(SHORT PROBLEM): Tally the lines containing the word "Krzyża" and give the total alone.

'''

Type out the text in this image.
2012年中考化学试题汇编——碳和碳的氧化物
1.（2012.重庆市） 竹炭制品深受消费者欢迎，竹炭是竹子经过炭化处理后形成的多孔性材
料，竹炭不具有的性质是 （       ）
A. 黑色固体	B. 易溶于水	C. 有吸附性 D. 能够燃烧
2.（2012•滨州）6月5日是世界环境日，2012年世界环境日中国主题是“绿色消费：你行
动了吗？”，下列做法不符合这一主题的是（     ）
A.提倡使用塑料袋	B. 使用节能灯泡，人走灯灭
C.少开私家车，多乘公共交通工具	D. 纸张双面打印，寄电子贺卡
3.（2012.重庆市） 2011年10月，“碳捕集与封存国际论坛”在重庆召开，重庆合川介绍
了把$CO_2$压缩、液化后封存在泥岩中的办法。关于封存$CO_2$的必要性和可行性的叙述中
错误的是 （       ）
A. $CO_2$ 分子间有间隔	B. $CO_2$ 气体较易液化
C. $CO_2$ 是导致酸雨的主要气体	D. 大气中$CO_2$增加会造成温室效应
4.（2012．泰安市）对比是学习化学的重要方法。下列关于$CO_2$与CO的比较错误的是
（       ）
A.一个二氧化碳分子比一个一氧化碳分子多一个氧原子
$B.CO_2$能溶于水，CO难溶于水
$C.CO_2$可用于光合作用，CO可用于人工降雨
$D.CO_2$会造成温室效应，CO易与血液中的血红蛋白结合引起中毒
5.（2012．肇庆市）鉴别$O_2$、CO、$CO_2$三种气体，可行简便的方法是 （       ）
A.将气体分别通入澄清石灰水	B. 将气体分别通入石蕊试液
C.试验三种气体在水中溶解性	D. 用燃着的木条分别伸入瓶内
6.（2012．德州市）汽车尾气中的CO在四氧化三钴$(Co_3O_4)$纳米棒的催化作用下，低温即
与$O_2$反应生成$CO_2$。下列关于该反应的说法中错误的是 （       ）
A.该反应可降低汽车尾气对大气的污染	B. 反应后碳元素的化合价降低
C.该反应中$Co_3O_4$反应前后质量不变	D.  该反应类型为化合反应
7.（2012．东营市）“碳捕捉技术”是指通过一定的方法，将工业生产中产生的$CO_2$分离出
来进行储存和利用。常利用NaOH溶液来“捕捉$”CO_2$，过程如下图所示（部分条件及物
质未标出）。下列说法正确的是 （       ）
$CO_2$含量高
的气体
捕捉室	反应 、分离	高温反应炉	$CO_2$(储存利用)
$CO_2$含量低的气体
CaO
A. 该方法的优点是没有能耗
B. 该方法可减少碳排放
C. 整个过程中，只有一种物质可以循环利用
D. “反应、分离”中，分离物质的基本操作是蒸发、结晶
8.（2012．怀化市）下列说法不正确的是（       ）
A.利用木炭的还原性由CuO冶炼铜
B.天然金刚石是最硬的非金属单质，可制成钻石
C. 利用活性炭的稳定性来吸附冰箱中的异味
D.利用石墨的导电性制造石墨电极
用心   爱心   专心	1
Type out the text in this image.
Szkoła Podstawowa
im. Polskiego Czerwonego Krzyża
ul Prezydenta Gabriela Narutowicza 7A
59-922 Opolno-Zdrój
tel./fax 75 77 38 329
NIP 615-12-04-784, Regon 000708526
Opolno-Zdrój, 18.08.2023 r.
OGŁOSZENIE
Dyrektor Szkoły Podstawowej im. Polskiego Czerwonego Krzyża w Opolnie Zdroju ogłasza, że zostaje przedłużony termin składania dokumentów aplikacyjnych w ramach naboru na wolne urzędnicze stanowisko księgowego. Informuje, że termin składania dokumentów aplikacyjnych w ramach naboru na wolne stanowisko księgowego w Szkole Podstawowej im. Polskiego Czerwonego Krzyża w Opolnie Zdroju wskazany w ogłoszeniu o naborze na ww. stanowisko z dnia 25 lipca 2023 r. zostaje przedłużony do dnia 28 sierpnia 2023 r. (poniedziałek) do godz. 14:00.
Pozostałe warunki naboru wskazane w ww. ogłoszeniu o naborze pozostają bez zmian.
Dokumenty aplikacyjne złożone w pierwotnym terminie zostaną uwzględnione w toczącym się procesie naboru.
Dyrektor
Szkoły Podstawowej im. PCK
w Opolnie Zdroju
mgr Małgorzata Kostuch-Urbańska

'''

(EXERCISE RESULT): 2